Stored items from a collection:
--

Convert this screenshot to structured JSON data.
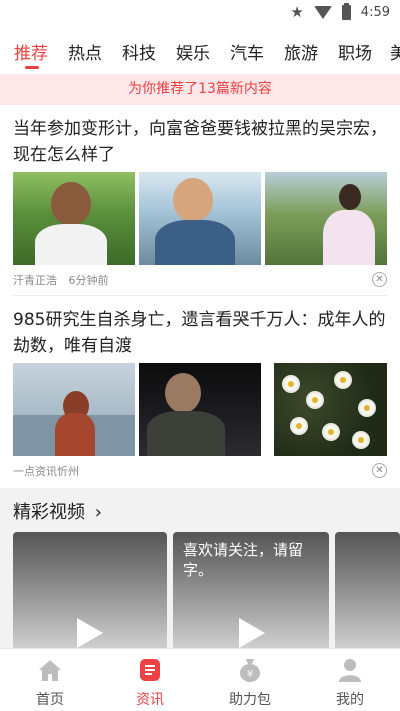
{
  "status_bar": {
    "time": "4:59"
  },
  "tabs": [
    "推荐",
    "热点",
    "科技",
    "娱乐",
    "汽车",
    "旅游",
    "职场",
    "美"
  ],
  "banner": {
    "text": "为你推荐了13篇新内容"
  },
  "articles": [
    {
      "title": "当年参加变形计，向富爸爸要钱被拉黑的吴宗宏，现在怎么样了",
      "source": "汗青正浩",
      "time": "6分钟前"
    },
    {
      "title": "985研究生自杀身亡，遗言看哭千万人：成年人的劫数，唯有自渡",
      "source": "一点资讯忻州",
      "time": ""
    }
  ],
  "video_section": {
    "title": "精彩视频",
    "chevron": "chevron-right-icon",
    "cards": [
      {
        "caption": ""
      },
      {
        "caption": "喜欢请关注，请留字。"
      },
      {
        "caption": ""
      }
    ]
  },
  "bottom_nav": [
    {
      "label": "首页",
      "icon": "home-icon"
    },
    {
      "label": "资讯",
      "icon": "news-icon"
    },
    {
      "label": "助力包",
      "icon": "money-bag-icon"
    },
    {
      "label": "我的",
      "icon": "profile-icon"
    }
  ],
  "colors": {
    "accent": "#f04142",
    "banner_bg": "#fde7e8",
    "icon_gray": "#bdbdbd"
  }
}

--

Aim of the task: Transcribe each entry precisely as given, leaving the pictures out.

Response:
Convert this screenshot to structured JSON data.
{
  "status_bar": {
    "time": "4:59"
  },
  "tabs": [
    "推荐",
    "热点",
    "科技",
    "娱乐",
    "汽车",
    "旅游",
    "职场",
    "美"
  ],
  "banner": {
    "text": "为你推荐了13篇新内容"
  },
  "articles": [
    {
      "title": "当年参加变形计，向富爸爸要钱被拉黑的吴宗宏，现在怎么样了",
      "source": "汗青正浩",
      "time": "6分钟前"
    },
    {
      "title": "985研究生自杀身亡，遗言看哭千万人：成年人的劫数，唯有自渡",
      "source": "一点资讯忻州",
      "time": ""
    }
  ],
  "video_section": {
    "title": "精彩视频",
    "chevron": "chevron-right-icon",
    "cards": [
      {
        "caption": ""
      },
      {
        "caption": "喜欢请关注，请留字。"
      },
      {
        "caption": ""
      }
    ]
  },
  "bottom_nav": [
    {
      "label": "首页",
      "icon": "home-icon"
    },
    {
      "label": "资讯",
      "icon": "news-icon"
    },
    {
      "label": "助力包",
      "icon": "money-bag-icon"
    },
    {
      "label": "我的",
      "icon": "profile-icon"
    }
  ],
  "colors": {
    "accent": "#f04142",
    "banner_bg": "#fde7e8",
    "icon_gray": "#bdbdbd"
  }
}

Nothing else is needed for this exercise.